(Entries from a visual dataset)
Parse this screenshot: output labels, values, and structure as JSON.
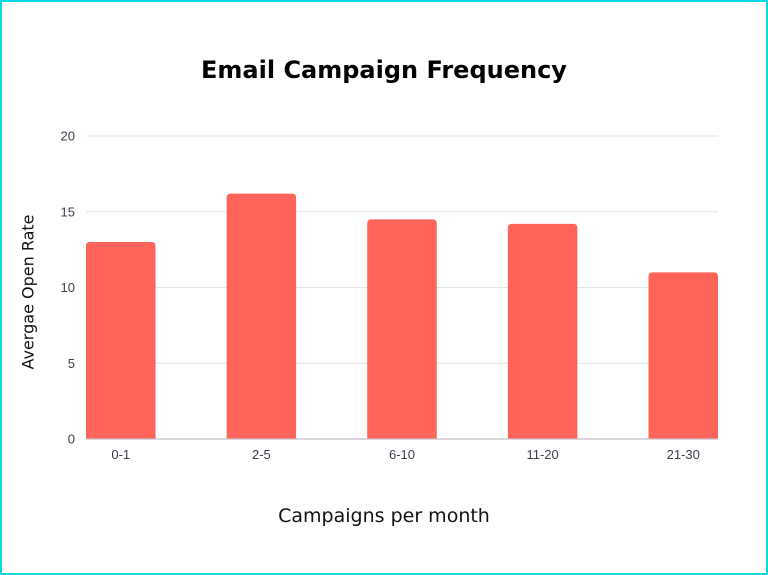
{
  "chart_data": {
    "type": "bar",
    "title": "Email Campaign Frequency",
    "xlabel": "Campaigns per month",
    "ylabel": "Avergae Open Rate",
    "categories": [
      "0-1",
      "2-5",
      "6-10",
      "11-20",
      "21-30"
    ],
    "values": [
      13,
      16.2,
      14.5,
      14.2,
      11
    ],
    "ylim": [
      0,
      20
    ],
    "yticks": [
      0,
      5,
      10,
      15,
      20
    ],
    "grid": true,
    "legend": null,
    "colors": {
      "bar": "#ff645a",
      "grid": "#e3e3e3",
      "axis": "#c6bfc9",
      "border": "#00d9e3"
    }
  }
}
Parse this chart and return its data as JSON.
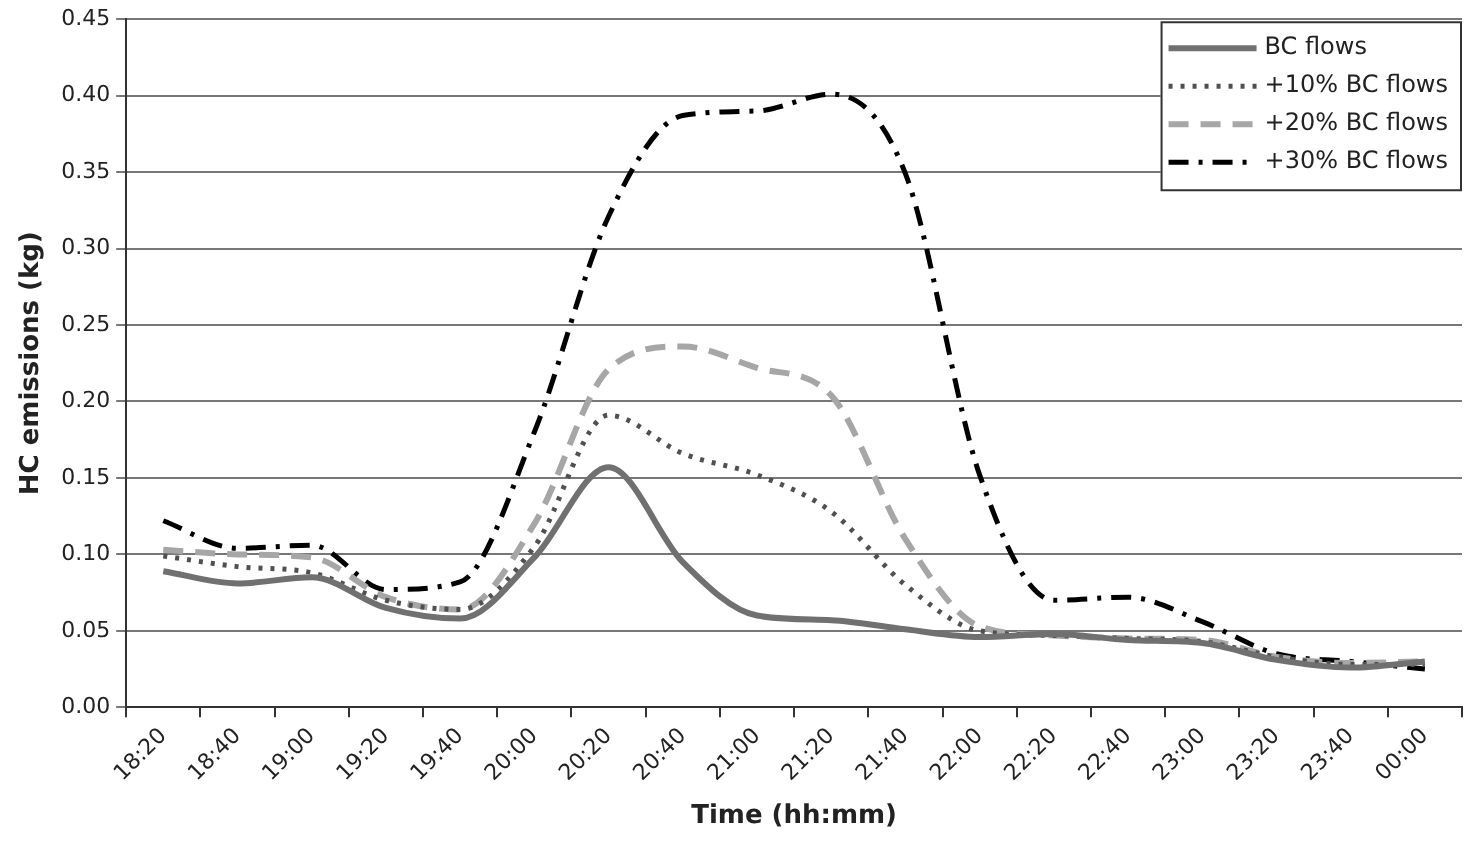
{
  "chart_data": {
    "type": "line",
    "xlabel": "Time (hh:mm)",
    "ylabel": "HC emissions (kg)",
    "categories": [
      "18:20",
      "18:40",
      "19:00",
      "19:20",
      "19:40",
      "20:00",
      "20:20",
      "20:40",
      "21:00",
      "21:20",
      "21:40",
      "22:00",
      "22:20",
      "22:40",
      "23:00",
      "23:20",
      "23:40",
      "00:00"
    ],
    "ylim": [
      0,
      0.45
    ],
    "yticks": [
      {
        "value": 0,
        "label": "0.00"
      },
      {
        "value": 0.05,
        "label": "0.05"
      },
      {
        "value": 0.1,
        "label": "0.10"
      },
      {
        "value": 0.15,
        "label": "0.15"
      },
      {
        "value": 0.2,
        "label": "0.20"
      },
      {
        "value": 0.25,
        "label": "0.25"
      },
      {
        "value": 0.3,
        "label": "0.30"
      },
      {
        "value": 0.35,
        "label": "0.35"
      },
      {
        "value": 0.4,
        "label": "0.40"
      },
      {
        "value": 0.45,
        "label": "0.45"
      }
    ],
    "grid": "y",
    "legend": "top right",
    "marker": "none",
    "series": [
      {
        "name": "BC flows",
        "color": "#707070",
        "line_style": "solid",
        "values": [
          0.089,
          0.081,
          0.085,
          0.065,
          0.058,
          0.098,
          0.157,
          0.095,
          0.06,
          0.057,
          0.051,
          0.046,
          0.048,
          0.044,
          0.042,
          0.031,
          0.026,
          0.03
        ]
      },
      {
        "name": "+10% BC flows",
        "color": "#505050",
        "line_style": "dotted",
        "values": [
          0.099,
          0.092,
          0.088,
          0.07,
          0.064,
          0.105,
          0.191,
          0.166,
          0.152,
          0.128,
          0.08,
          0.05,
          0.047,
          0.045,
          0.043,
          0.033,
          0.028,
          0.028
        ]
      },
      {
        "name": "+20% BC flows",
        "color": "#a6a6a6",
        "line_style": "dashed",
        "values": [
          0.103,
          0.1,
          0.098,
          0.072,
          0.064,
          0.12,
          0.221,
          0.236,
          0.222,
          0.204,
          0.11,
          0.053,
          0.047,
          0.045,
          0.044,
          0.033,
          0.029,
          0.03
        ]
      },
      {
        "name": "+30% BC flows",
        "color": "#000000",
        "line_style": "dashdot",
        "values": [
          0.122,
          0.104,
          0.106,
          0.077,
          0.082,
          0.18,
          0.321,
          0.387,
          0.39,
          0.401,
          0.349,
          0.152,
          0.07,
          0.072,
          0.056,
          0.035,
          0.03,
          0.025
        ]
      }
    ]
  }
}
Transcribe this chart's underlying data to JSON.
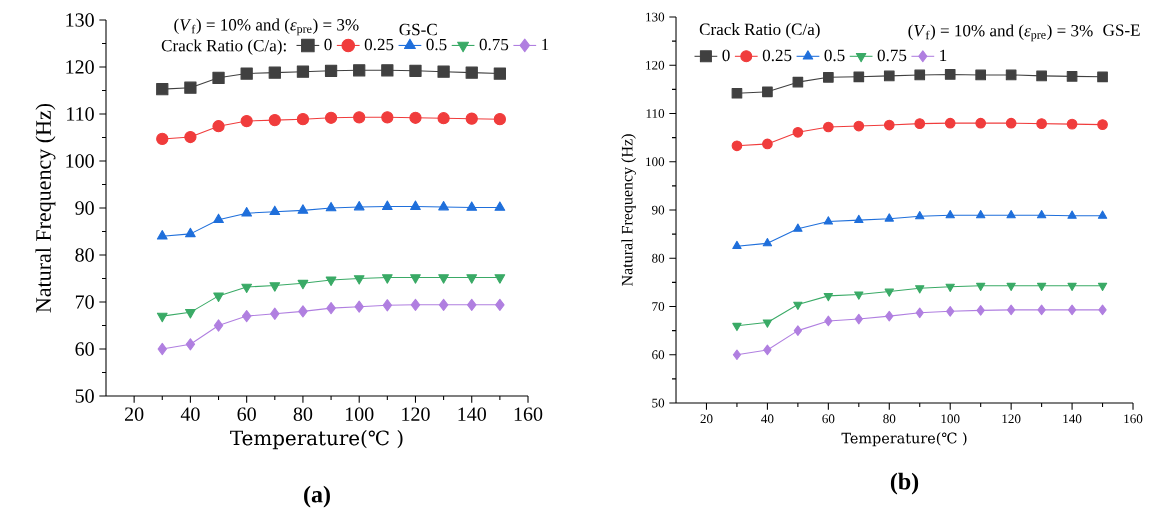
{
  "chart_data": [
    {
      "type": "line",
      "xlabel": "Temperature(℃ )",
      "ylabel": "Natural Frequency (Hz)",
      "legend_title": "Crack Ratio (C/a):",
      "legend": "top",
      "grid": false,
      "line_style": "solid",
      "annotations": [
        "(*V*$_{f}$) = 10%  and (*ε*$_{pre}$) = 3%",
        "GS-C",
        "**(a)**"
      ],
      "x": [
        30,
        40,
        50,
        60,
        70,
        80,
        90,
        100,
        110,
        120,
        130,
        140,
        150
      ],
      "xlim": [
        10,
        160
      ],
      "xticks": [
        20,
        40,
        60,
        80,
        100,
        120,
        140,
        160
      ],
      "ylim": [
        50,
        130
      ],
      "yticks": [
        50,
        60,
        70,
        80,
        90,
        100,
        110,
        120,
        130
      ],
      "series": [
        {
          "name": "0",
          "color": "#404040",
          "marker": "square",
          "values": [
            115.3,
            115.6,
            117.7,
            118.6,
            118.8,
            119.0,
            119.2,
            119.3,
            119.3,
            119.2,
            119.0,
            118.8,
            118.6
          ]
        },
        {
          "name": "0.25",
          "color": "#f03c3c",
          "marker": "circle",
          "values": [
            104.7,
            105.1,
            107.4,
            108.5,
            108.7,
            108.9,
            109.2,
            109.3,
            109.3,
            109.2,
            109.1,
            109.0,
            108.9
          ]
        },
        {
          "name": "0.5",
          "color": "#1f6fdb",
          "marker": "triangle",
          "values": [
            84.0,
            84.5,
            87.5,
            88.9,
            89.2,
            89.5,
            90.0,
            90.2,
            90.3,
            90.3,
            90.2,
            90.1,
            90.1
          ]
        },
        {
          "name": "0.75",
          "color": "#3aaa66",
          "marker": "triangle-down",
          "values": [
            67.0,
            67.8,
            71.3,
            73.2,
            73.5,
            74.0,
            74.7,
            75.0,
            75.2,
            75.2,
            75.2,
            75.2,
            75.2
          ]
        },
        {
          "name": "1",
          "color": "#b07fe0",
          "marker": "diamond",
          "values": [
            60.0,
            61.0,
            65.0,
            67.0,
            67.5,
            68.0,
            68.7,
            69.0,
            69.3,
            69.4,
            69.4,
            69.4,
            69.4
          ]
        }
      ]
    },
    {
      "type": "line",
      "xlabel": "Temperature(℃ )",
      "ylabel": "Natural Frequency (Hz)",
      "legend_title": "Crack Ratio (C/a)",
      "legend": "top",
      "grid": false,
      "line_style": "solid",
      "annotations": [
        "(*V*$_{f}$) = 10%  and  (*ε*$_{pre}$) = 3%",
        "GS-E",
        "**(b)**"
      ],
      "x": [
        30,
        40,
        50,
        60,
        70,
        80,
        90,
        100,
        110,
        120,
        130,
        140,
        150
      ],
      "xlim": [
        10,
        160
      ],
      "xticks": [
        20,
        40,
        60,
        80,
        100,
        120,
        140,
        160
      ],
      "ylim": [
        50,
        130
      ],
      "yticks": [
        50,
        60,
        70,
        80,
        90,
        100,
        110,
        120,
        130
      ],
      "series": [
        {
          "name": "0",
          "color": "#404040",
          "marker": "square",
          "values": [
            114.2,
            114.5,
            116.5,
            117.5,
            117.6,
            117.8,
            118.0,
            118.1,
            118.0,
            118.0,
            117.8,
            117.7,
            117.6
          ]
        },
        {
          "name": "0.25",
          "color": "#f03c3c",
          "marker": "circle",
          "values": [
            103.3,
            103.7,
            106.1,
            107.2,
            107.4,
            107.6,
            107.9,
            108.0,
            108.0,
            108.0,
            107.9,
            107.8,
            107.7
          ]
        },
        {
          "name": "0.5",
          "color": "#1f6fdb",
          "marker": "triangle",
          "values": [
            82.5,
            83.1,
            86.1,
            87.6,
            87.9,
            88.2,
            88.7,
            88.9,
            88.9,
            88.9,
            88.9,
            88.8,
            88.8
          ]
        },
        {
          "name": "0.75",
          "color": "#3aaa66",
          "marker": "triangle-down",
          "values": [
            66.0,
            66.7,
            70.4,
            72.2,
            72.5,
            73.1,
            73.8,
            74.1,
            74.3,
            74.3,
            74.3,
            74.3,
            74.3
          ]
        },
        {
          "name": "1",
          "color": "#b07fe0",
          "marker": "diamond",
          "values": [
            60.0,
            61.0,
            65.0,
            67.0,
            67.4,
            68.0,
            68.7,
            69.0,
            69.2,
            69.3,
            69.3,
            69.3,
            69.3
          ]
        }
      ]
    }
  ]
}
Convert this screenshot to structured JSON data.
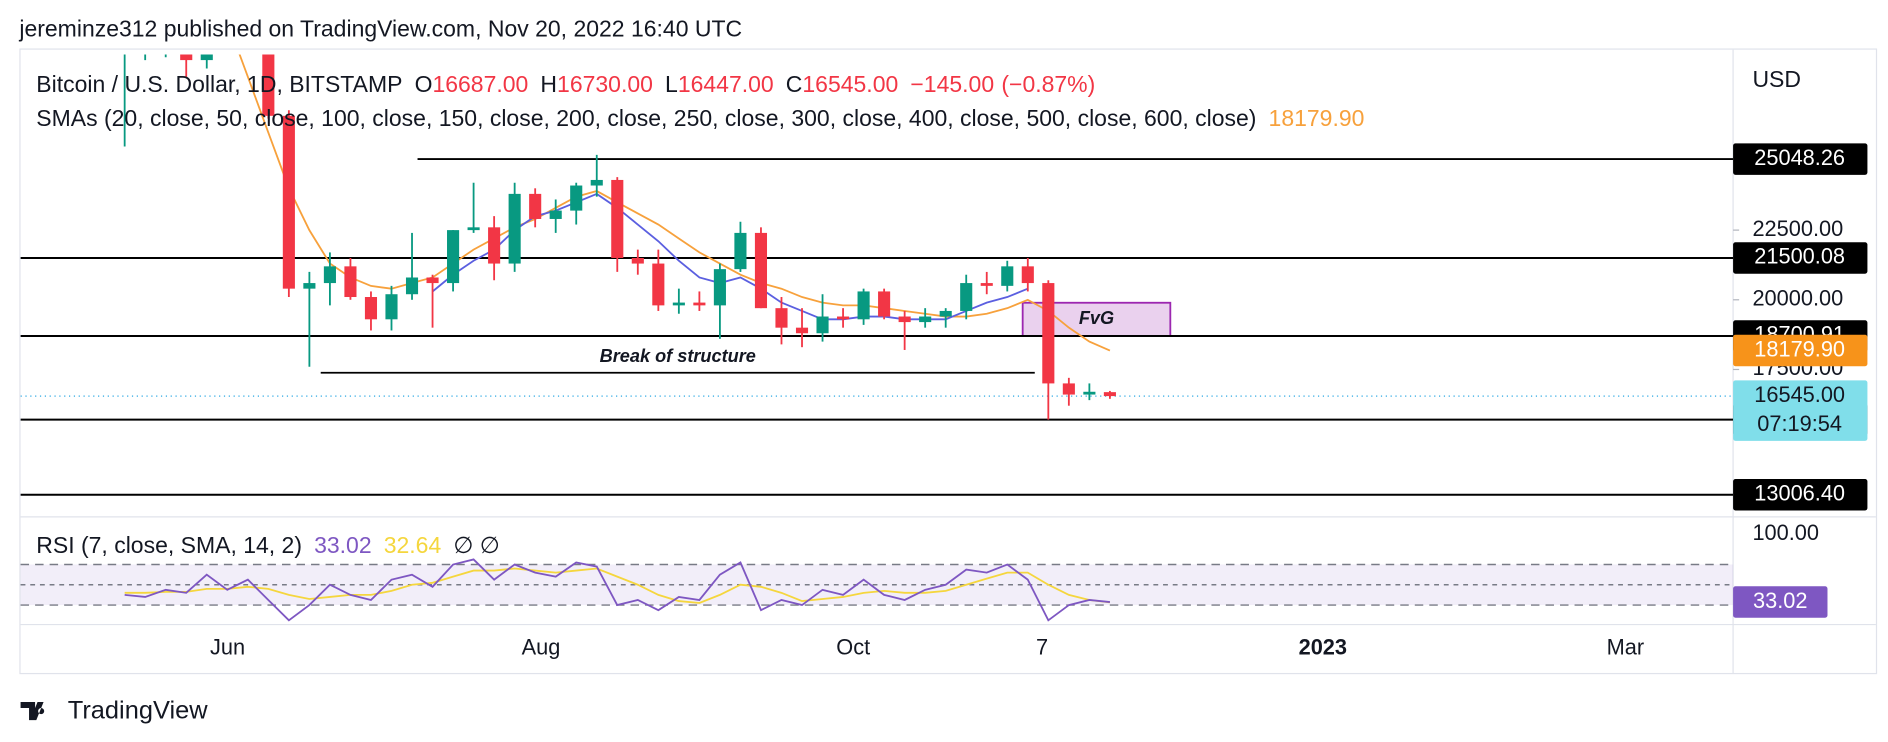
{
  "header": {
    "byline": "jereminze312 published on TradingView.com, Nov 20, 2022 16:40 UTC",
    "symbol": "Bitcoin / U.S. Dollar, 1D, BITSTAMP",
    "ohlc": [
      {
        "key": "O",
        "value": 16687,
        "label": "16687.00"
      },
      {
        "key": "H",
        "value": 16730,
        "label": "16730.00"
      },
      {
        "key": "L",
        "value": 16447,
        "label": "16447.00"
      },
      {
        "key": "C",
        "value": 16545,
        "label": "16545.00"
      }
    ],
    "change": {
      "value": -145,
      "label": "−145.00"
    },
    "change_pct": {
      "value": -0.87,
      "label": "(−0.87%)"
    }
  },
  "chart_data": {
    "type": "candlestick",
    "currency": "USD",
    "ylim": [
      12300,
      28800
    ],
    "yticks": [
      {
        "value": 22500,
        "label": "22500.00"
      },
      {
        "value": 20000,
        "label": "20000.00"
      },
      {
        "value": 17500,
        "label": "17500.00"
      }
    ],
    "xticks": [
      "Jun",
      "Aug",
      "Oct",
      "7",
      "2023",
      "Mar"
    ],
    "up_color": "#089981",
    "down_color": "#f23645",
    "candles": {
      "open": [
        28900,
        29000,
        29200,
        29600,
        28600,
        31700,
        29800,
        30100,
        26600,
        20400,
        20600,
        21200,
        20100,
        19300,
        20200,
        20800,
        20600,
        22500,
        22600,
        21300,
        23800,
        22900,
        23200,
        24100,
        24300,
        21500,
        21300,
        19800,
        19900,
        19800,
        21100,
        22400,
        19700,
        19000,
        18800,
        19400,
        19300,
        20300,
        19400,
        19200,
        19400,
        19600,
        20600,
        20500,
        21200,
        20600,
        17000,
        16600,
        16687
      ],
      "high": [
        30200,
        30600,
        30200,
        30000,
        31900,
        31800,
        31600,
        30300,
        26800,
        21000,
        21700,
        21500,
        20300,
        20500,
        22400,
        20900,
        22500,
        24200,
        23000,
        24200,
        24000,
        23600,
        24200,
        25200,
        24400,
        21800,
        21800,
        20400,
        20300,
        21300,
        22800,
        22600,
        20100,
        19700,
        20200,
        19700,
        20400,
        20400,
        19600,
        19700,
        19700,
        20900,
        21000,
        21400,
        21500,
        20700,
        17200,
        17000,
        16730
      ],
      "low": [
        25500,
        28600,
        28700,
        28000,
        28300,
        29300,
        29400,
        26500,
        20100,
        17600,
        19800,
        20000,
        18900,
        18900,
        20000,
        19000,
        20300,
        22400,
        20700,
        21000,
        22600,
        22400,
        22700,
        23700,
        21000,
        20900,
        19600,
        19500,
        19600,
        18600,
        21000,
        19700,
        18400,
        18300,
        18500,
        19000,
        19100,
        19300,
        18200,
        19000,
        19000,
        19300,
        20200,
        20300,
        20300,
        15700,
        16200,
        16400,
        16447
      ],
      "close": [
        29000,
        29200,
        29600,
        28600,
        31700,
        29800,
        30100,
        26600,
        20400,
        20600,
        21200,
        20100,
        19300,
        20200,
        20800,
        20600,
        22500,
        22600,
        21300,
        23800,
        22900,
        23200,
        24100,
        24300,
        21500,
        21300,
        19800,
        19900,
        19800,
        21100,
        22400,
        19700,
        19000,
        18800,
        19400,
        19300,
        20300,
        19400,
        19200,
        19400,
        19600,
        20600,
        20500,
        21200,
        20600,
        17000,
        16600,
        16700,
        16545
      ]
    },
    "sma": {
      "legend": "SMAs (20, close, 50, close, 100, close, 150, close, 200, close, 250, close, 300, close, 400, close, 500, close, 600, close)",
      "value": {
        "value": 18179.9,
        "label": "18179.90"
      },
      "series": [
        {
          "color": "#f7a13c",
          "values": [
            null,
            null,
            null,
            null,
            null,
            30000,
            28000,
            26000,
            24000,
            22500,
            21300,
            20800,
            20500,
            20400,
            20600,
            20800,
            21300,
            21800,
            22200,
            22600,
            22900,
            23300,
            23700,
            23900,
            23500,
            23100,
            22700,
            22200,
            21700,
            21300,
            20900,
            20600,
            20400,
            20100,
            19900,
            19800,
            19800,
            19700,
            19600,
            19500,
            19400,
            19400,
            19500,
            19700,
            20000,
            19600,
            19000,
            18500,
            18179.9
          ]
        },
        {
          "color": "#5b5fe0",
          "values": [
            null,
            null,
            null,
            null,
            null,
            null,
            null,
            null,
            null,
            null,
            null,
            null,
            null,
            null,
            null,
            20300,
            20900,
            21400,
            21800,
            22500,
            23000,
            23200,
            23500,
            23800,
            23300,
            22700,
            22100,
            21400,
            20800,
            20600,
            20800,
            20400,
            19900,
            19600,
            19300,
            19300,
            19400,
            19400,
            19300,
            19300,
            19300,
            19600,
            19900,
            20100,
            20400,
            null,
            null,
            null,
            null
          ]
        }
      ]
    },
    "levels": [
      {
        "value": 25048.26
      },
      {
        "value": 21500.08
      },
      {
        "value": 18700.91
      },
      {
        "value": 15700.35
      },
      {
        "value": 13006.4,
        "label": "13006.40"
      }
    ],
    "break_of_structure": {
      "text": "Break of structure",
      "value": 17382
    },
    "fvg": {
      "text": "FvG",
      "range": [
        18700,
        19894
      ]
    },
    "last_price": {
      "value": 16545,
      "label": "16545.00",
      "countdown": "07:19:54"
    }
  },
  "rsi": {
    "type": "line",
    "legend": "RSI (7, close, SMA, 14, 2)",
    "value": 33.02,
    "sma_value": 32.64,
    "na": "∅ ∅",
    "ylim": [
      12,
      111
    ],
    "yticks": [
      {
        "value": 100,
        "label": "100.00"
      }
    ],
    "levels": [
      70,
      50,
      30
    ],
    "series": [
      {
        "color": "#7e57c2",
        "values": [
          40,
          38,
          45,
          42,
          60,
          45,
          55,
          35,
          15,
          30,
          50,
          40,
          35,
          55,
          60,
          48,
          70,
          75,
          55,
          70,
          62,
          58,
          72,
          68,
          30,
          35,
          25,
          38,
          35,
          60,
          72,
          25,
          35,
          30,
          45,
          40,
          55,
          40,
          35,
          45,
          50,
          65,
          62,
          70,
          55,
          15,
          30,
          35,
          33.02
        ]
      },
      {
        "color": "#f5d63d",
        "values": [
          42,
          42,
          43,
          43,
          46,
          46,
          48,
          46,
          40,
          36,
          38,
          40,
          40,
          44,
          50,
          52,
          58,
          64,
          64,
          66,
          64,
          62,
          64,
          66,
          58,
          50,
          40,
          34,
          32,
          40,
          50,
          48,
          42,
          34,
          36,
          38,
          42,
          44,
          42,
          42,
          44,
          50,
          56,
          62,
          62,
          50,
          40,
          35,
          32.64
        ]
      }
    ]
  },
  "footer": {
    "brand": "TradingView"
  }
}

Written request: Check every line in the material above for the string "Parse", then give only the number of lines that have it.

Task result: 2